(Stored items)
-------
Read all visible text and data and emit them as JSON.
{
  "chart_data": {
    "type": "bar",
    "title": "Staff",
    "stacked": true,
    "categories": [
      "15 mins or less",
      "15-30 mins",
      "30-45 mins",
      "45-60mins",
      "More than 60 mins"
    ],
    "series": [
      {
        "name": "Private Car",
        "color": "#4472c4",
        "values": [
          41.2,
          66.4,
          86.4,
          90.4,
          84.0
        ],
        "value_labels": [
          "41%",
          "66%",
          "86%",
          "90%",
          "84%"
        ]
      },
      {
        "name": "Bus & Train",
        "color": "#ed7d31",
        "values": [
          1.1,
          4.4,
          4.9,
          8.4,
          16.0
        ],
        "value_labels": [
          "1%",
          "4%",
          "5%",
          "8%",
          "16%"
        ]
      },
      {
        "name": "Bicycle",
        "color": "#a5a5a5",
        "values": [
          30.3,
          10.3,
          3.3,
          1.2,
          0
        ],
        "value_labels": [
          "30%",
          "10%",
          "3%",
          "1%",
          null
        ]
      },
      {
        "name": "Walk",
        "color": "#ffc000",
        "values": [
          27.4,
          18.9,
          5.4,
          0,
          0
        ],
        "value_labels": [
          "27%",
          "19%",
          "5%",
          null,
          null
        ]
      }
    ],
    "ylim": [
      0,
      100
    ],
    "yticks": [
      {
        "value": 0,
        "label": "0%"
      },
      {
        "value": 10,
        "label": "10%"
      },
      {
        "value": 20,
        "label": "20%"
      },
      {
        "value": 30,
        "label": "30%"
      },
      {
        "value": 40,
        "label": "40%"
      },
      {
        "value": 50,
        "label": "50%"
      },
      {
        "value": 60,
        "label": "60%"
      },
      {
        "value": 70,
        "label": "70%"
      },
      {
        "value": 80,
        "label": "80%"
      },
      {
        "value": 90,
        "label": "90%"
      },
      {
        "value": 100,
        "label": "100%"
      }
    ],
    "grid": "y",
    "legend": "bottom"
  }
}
-------
→ **WORK TO BE COMPLETED**: Using the listing above, please repeat every entry exactly.

→ **RESPONSE TO THE EXERCISE**:
Read all visible text and data and emit them as JSON.
{
  "chart_data": {
    "type": "bar",
    "title": "Staff",
    "stacked": true,
    "categories": [
      "15 mins or less",
      "15-30 mins",
      "30-45 mins",
      "45-60mins",
      "More than 60 mins"
    ],
    "series": [
      {
        "name": "Private Car",
        "color": "#4472c4",
        "values": [
          41.2,
          66.4,
          86.4,
          90.4,
          84.0
        ],
        "value_labels": [
          "41%",
          "66%",
          "86%",
          "90%",
          "84%"
        ]
      },
      {
        "name": "Bus & Train",
        "color": "#ed7d31",
        "values": [
          1.1,
          4.4,
          4.9,
          8.4,
          16.0
        ],
        "value_labels": [
          "1%",
          "4%",
          "5%",
          "8%",
          "16%"
        ]
      },
      {
        "name": "Bicycle",
        "color": "#a5a5a5",
        "values": [
          30.3,
          10.3,
          3.3,
          1.2,
          0
        ],
        "value_labels": [
          "30%",
          "10%",
          "3%",
          "1%",
          null
        ]
      },
      {
        "name": "Walk",
        "color": "#ffc000",
        "values": [
          27.4,
          18.9,
          5.4,
          0,
          0
        ],
        "value_labels": [
          "27%",
          "19%",
          "5%",
          null,
          null
        ]
      }
    ],
    "ylim": [
      0,
      100
    ],
    "yticks": [
      {
        "value": 0,
        "label": "0%"
      },
      {
        "value": 10,
        "label": "10%"
      },
      {
        "value": 20,
        "label": "20%"
      },
      {
        "value": 30,
        "label": "30%"
      },
      {
        "value": 40,
        "label": "40%"
      },
      {
        "value": 50,
        "label": "50%"
      },
      {
        "value": 60,
        "label": "60%"
      },
      {
        "value": 70,
        "label": "70%"
      },
      {
        "value": 80,
        "label": "80%"
      },
      {
        "value": 90,
        "label": "90%"
      },
      {
        "value": 100,
        "label": "100%"
      }
    ],
    "grid": "y",
    "legend": "bottom"
  }
}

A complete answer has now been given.